• _The problem_:
Output each entry verbatim and exclude every picture from it.

• _Supplied information_:
----------
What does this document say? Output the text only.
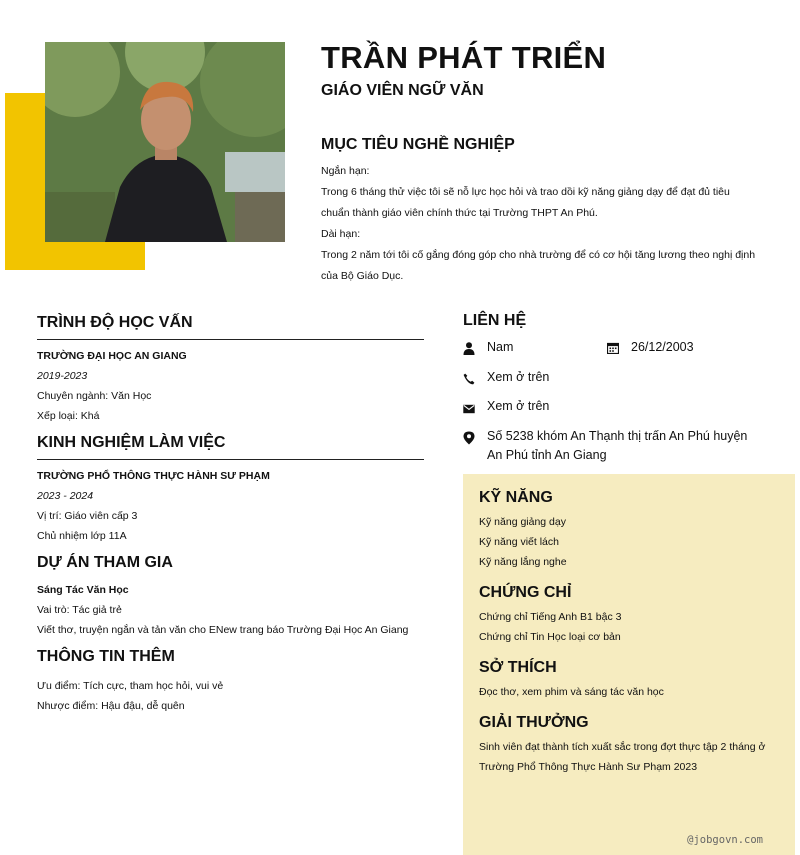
TRẦN PHÁT TRIỂN
GIÁO VIÊN NGỮ VĂN
MỤC TIÊU NGHỀ NGHIỆP

Ngắn hạn:

Trong 6 tháng thử việc tôi sẽ nỗ lực học hỏi và trao dồi kỹ năng giảng dạy để đạt đủ tiêu chuẩn thành giáo viên chính thức tại Trường THPT An Phú.

Dài hạn:

Trong 2 năm tới tôi cố gắng đóng góp cho nhà trường để có cơ hội tăng lương theo nghị định của Bộ Giáo Dục.

TRÌNH ĐỘ HỌC VẤN
TRƯỜNG ĐẠI HỌC AN GIANG
2019-2023
Chuyên ngành: Văn Học
Xếp loại: Khá
KINH NGHIỆM LÀM VIỆC
TRƯỜNG PHỔ THÔNG THỰC HÀNH SƯ PHẠM
2023 - 2024
Vị trí: Giáo viên cấp 3
Chủ nhiệm lớp 11A
DỰ ÁN THAM GIA
Sáng Tác Văn Học
Vai trò: Tác giả trẻ
Viết thơ, truyện ngắn và tản văn cho ENew trang báo Trường Đại Học An Giang
THÔNG TIN THÊM
Ưu điểm: Tích cực, tham học hỏi, vui vẻ
Nhược điểm: Hậu đậu, dễ quên
LIÊN HỆ
Nam	26/12/2003
Xem ở trên
Xem ở trên
Số 5238 khóm An Thạnh thị trấn An Phú huyện An Phú tỉnh An Giang
KỸ NĂNG
Kỹ năng giảng dạy
Kỹ năng viết lách
Kỹ năng lắng nghe
CHỨNG CHỈ
Chứng chỉ Tiếng Anh B1 bậc 3
Chứng chỉ Tin Học loại cơ bản
SỞ THÍCH
Đọc thơ, xem phim và sáng tác văn học
GIẢI THƯỞNG
Sinh viên đạt thành tích xuất sắc trong đợt thực tập 2 tháng ở Trường Phổ Thông Thực Hành Sư Phạm 2023
@jobgovn.com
----------
• _Output_:
What does this document say? Output the text only.
TRẦN PHÁT TRIỂN
GIÁO VIÊN NGỮ VĂN
MỤC TIÊU NGHỀ NGHIỆP

Ngắn hạn:

Trong 6 tháng thử việc tôi sẽ nỗ lực học hỏi và trao dồi kỹ năng giảng dạy để đạt đủ tiêu chuẩn thành giáo viên chính thức tại Trường THPT An Phú.

Dài hạn:

Trong 2 năm tới tôi cố gắng đóng góp cho nhà trường để có cơ hội tăng lương theo nghị định của Bộ Giáo Dục.

TRÌNH ĐỘ HỌC VẤN
TRƯỜNG ĐẠI HỌC AN GIANG
2019-2023
Chuyên ngành: Văn Học
Xếp loại: Khá
KINH NGHIỆM LÀM VIỆC
TRƯỜNG PHỔ THÔNG THỰC HÀNH SƯ PHẠM
2023 - 2024
Vị trí: Giáo viên cấp 3
Chủ nhiệm lớp 11A
DỰ ÁN THAM GIA
Sáng Tác Văn Học
Vai trò: Tác giả trẻ
Viết thơ, truyện ngắn và tản văn cho ENew trang báo Trường Đại Học An Giang
THÔNG TIN THÊM
Ưu điểm: Tích cực, tham học hỏi, vui vẻ
Nhược điểm: Hậu đậu, dễ quên
LIÊN HỆ
Nam	26/12/2003
Xem ở trên
Xem ở trên
Số 5238 khóm An Thạnh thị trấn An Phú huyện An Phú tỉnh An Giang
KỸ NĂNG
Kỹ năng giảng dạy
Kỹ năng viết lách
Kỹ năng lắng nghe
CHỨNG CHỈ
Chứng chỉ Tiếng Anh B1 bậc 3
Chứng chỉ Tin Học loại cơ bản
SỞ THÍCH
Đọc thơ, xem phim và sáng tác văn học
GIẢI THƯỞNG
Sinh viên đạt thành tích xuất sắc trong đợt thực tập 2 tháng ở Trường Phổ Thông Thực Hành Sư Phạm 2023
@jobgovn.com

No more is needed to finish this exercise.